== BRIEF ==
Write every record out again exactly, and keep images out of it.

---

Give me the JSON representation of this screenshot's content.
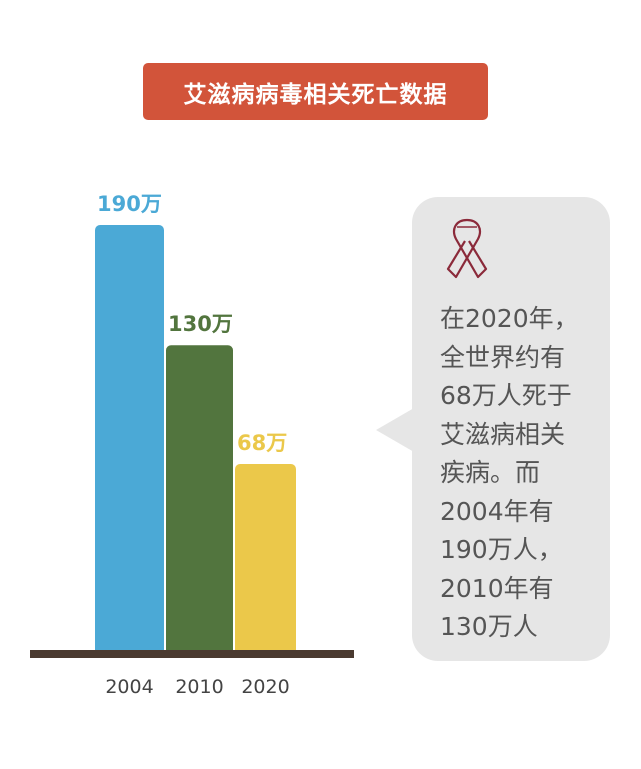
{
  "chart_data": {
    "type": "bar",
    "title": "艾滋病病毒相关死亡数据",
    "categories": [
      "2004",
      "2010",
      "2020"
    ],
    "values": [
      190,
      130,
      68
    ],
    "data_labels": [
      "190万",
      "130万",
      "68万"
    ],
    "colors": [
      "#4ba9d6",
      "#52753e",
      "#ebc84a"
    ],
    "unit": "万",
    "ylim": [
      0,
      190
    ],
    "grid": false,
    "axis_color": "#4a3a30"
  },
  "callout": {
    "icon": "awareness-ribbon-icon",
    "icon_color": "#8b2a3a",
    "lines": [
      "在2020年，",
      "全世界约有",
      "68万人死于",
      "艾滋病相关",
      "疾病。而",
      "2004年有",
      "190万人，",
      "2010年有",
      "130万人"
    ]
  }
}
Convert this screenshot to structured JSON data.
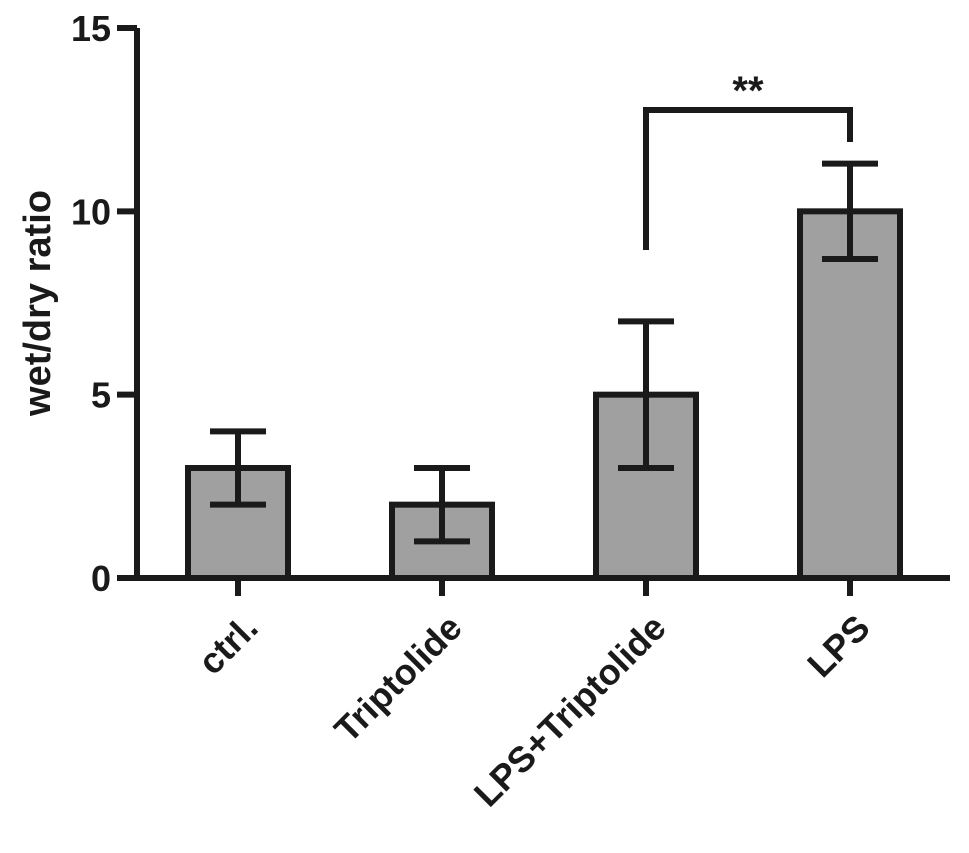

---

== TASK SOLUTION ==
Give me the JSON representation of this screenshot's content.
{
  "chart_data": {
    "type": "bar",
    "title": "艾滋病病毒相关死亡数据",
    "categories": [
      "2004",
      "2010",
      "2020"
    ],
    "values": [
      190,
      130,
      68
    ],
    "data_labels": [
      "190万",
      "130万",
      "68万"
    ],
    "colors": [
      "#4ba9d6",
      "#52753e",
      "#ebc84a"
    ],
    "unit": "万",
    "ylim": [
      0,
      190
    ],
    "grid": false,
    "axis_color": "#4a3a30"
  },
  "callout": {
    "icon": "awareness-ribbon-icon",
    "icon_color": "#8b2a3a",
    "lines": [
      "在2020年，",
      "全世界约有",
      "68万人死于",
      "艾滋病相关",
      "疾病。而",
      "2004年有",
      "190万人，",
      "2010年有",
      "130万人"
    ]
  }
}
Convert this screenshot to structured JSON data.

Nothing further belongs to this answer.